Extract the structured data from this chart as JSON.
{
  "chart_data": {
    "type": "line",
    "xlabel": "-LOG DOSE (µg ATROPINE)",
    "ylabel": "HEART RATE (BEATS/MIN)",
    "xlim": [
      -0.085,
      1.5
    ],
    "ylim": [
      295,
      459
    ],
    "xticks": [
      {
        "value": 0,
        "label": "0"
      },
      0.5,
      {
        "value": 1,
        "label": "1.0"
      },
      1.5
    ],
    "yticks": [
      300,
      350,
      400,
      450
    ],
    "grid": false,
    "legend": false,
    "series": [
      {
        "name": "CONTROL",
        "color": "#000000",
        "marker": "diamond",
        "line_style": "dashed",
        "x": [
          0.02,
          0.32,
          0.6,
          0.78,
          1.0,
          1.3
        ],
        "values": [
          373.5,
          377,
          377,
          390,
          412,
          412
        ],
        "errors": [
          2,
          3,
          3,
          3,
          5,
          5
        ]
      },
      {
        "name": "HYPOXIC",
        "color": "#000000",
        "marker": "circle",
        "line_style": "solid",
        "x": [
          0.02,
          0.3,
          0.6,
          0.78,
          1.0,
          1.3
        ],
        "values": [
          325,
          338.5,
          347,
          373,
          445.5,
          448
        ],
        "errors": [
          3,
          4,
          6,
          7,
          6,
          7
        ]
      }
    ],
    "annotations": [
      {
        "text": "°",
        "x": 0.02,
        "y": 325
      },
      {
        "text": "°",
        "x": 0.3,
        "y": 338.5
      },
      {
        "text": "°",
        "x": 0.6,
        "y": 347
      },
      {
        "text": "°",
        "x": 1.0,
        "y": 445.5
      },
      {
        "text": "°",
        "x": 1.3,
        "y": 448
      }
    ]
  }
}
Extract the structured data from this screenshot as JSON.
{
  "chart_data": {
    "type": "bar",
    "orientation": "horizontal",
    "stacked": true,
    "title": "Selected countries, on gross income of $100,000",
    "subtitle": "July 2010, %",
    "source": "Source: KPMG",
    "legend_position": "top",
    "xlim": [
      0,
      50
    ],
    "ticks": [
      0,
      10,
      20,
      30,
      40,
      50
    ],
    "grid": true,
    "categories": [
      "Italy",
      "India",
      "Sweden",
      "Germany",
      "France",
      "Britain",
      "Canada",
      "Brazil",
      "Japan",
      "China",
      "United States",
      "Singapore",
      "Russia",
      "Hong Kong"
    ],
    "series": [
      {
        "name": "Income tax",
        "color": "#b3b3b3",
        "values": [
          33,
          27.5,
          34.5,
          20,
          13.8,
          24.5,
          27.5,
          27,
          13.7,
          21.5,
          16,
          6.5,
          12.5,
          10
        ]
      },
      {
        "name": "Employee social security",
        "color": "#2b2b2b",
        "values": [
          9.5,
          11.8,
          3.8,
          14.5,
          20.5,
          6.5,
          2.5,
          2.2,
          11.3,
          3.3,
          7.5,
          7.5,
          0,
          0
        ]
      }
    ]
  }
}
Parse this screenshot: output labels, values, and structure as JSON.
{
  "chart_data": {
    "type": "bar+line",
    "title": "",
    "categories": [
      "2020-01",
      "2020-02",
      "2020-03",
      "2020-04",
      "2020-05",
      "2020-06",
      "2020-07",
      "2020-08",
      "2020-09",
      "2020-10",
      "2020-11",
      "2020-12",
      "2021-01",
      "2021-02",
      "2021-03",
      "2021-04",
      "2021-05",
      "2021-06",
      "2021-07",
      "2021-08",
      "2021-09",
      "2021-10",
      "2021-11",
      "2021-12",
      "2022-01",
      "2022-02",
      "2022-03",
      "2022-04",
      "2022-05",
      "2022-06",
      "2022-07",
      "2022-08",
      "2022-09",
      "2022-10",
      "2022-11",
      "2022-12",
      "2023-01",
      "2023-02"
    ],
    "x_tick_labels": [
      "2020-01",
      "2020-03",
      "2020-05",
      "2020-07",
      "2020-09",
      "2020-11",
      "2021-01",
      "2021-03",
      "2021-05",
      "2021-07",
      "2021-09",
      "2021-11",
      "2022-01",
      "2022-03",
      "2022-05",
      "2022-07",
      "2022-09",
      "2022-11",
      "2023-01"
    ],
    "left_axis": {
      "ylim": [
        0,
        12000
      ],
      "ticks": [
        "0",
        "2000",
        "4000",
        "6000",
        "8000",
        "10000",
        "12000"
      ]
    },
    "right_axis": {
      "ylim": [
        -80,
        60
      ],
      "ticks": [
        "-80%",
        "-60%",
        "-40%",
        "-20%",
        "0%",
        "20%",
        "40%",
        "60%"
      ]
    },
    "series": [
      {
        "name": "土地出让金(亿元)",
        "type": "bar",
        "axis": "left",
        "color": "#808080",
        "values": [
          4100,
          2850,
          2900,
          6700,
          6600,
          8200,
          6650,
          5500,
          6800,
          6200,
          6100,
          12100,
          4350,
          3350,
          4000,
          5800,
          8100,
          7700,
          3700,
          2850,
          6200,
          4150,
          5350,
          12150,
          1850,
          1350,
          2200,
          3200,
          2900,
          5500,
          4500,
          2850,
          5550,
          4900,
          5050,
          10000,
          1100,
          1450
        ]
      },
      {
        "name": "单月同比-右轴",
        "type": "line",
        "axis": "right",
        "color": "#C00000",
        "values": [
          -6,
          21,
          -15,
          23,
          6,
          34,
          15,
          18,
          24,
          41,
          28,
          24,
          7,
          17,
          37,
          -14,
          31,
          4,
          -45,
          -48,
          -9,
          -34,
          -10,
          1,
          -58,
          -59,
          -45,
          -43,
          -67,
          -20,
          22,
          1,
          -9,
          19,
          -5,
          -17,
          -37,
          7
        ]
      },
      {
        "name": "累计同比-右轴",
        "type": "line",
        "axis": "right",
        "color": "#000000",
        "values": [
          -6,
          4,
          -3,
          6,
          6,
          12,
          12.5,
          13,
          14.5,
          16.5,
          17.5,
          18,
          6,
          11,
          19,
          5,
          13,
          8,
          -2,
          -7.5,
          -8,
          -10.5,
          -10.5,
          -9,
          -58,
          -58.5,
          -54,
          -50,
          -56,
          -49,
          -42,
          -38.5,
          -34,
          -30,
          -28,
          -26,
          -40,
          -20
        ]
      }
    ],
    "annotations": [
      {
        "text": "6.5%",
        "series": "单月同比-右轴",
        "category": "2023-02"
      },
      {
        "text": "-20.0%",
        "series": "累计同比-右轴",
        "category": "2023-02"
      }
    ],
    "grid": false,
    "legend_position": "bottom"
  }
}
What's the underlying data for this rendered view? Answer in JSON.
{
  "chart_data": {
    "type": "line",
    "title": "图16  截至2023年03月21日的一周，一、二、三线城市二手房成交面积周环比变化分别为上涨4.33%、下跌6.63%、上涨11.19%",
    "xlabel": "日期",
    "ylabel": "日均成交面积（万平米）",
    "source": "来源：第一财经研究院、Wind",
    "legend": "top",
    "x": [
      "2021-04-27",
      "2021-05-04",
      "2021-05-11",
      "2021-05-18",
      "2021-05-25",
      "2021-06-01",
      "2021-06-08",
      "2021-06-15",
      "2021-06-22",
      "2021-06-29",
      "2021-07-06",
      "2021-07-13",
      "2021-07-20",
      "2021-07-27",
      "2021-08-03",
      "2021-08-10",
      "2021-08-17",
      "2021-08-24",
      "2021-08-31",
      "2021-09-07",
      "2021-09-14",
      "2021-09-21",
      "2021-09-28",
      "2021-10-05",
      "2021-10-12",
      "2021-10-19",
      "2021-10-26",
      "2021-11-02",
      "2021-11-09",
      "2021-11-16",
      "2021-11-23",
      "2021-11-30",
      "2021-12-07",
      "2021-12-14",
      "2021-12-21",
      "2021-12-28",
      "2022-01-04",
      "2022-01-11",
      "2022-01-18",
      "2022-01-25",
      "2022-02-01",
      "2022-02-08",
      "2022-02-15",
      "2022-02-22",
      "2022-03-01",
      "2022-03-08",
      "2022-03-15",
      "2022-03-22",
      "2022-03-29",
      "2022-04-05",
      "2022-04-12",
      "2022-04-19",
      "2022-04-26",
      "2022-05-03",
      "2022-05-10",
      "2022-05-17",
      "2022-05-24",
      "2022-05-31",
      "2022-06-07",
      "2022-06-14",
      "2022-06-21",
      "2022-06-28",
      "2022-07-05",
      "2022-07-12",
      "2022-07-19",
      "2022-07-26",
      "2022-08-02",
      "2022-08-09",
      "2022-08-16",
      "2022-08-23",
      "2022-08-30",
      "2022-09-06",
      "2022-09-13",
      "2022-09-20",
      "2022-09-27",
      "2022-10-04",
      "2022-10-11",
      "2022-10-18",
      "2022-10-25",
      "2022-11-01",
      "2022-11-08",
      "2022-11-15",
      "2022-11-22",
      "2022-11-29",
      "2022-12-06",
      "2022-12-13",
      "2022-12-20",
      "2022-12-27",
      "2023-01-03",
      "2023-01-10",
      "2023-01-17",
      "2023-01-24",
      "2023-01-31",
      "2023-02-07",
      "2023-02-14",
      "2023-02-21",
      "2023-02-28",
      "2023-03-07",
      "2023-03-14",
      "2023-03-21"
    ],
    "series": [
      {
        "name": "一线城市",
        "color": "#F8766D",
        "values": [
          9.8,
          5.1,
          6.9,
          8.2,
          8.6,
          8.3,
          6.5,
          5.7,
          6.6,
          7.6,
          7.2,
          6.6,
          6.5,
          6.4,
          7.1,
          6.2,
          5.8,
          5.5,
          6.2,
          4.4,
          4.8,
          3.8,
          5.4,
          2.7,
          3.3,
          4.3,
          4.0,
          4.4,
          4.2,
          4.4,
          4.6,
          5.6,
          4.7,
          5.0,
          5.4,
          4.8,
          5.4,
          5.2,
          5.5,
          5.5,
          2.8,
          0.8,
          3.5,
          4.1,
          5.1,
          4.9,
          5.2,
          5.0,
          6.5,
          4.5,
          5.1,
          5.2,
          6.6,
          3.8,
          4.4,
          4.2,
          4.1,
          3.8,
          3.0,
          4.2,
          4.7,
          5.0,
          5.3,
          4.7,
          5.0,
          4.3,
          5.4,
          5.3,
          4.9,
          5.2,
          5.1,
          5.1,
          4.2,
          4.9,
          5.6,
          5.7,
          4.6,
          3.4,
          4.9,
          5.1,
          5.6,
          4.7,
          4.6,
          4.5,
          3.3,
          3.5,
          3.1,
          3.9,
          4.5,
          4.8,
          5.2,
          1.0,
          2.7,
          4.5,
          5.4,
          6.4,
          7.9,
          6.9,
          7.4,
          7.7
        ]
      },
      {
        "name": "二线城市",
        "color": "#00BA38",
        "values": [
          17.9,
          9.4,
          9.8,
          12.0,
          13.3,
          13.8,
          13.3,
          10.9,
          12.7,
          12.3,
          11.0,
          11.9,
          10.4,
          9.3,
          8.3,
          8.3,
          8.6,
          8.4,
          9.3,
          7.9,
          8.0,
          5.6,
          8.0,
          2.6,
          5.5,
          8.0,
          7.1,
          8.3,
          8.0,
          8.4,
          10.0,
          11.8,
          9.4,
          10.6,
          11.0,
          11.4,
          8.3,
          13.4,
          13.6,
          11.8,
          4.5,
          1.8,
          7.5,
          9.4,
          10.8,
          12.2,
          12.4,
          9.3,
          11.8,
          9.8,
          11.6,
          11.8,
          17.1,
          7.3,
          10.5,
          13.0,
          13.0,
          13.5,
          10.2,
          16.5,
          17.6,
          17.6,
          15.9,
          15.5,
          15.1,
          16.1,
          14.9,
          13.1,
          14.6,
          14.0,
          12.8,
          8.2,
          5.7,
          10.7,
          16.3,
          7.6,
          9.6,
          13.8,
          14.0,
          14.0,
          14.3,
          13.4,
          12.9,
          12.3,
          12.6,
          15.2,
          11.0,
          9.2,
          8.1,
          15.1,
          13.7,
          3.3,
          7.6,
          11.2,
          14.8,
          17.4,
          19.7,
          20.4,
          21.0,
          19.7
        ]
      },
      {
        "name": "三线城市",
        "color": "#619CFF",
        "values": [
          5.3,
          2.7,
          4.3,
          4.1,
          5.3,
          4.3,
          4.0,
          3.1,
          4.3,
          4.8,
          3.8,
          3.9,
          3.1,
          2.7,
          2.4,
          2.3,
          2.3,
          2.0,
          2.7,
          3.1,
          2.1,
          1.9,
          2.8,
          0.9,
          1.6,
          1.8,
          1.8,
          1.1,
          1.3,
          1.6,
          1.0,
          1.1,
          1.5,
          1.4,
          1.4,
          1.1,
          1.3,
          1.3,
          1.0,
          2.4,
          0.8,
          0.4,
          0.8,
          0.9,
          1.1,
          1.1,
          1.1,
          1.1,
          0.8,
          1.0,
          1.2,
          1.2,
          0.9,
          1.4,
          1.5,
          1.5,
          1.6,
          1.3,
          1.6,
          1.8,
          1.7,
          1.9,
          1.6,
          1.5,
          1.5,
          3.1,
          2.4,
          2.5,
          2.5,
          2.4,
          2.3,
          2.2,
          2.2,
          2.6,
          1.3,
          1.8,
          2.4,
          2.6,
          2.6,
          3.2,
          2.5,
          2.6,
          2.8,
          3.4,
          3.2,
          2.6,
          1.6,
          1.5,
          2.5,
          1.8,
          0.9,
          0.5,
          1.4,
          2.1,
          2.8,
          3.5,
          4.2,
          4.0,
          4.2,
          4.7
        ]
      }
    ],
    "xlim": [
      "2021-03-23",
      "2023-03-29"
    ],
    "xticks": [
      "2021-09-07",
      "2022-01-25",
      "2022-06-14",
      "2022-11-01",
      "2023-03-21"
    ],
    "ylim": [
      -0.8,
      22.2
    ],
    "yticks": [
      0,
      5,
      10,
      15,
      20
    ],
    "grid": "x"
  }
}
--
- _What is needed_:
Gather, from the listing above, every line carrying the word "Extract".

- _Correct answer_:
Extract the structured data from this chart as JSON.
Extract the structured data from this screenshot as JSON.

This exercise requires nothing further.